Report all lines holding "annotation".

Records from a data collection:
>>

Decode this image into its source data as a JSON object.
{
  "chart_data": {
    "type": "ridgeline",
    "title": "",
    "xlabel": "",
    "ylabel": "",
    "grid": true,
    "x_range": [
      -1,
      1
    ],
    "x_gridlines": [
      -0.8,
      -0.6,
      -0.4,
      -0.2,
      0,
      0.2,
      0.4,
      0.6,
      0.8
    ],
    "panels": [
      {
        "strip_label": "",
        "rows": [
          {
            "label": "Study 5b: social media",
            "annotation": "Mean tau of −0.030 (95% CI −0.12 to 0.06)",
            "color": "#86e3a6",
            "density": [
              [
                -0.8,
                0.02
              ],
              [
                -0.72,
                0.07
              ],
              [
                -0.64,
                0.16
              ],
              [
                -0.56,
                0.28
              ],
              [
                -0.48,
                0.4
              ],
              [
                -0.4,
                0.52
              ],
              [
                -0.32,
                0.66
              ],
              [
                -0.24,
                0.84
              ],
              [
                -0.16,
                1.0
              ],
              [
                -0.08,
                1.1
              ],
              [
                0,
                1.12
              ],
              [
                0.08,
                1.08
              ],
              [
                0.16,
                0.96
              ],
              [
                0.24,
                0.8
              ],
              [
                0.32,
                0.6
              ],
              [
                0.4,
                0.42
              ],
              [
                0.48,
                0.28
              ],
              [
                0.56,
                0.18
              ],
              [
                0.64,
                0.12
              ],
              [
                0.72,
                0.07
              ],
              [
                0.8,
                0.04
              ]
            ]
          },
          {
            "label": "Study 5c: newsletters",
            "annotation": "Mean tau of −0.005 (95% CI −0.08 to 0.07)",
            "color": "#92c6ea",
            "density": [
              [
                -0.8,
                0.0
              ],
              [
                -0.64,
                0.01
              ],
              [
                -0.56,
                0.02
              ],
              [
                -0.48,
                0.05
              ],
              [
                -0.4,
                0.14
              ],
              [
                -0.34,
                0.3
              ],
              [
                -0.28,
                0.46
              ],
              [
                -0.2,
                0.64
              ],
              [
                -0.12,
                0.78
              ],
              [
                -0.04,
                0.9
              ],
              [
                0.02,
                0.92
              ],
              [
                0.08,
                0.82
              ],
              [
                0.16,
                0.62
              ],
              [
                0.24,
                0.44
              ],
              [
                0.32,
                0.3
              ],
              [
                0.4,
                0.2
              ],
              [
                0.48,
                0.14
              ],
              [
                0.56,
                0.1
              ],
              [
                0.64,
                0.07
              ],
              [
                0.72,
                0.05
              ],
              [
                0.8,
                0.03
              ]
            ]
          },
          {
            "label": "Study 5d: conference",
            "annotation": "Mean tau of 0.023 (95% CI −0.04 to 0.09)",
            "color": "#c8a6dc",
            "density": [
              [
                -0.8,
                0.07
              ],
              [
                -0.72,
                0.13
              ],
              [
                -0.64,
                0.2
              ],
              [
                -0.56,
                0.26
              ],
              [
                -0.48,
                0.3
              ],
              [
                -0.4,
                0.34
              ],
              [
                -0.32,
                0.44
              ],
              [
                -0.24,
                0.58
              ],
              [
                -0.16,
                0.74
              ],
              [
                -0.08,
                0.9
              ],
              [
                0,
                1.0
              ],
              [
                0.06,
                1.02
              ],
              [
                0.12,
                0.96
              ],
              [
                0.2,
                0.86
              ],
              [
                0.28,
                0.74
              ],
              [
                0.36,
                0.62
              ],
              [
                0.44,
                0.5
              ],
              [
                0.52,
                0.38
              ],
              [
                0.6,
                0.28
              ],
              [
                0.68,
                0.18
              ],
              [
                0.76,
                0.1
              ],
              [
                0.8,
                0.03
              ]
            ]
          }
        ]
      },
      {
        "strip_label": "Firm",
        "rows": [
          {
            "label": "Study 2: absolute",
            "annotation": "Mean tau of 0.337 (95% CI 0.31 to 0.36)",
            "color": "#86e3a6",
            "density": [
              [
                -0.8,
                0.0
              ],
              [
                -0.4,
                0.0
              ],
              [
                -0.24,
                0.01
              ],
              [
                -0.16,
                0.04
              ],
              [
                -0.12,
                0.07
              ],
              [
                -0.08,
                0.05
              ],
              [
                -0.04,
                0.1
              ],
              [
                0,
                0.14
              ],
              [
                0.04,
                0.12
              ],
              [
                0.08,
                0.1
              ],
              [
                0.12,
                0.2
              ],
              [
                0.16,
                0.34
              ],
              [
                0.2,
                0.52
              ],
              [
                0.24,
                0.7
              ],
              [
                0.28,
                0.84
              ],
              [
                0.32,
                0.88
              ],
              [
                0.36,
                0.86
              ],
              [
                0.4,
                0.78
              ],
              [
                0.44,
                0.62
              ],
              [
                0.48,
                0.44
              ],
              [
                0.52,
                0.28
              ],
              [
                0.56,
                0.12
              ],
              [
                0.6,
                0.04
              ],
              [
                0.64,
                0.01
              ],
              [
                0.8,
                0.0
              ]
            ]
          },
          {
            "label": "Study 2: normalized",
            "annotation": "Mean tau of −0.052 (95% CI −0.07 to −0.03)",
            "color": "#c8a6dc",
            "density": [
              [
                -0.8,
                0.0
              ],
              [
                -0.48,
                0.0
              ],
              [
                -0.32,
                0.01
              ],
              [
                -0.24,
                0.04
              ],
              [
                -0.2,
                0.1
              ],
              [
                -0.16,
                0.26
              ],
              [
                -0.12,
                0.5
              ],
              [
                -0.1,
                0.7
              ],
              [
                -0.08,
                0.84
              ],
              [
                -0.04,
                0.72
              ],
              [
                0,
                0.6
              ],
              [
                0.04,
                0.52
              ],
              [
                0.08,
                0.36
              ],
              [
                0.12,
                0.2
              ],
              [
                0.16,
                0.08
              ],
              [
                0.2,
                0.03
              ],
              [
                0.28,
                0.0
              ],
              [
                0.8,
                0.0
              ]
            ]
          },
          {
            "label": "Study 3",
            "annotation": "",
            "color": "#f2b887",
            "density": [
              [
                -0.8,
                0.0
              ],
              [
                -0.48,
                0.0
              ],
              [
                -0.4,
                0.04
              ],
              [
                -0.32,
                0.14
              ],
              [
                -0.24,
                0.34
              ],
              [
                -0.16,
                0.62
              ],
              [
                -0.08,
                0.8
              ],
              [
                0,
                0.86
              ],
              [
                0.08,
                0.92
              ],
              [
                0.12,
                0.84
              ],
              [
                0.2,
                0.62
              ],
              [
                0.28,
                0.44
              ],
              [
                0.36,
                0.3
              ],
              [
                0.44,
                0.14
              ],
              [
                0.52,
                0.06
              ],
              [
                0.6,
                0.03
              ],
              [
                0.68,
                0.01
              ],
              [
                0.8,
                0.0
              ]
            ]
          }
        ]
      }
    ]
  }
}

<<

**FINISHED TASK**
            "annotation": "Mean tau of −0.030 (95% CI −0.12 to 0.06)",
            "annotation": "Mean tau of −0.005 (95% CI −0.08 to 0.07)",
            "annotation": "Mean tau of 0.023 (95% CI −0.04 to 0.09)",
            "annotation": "Mean tau of 0.337 (95% CI 0.31 to 0.36)",
            "annotation": "Mean tau of −0.052 (95% CI −0.07 to −0.03)",
            "annotation": "",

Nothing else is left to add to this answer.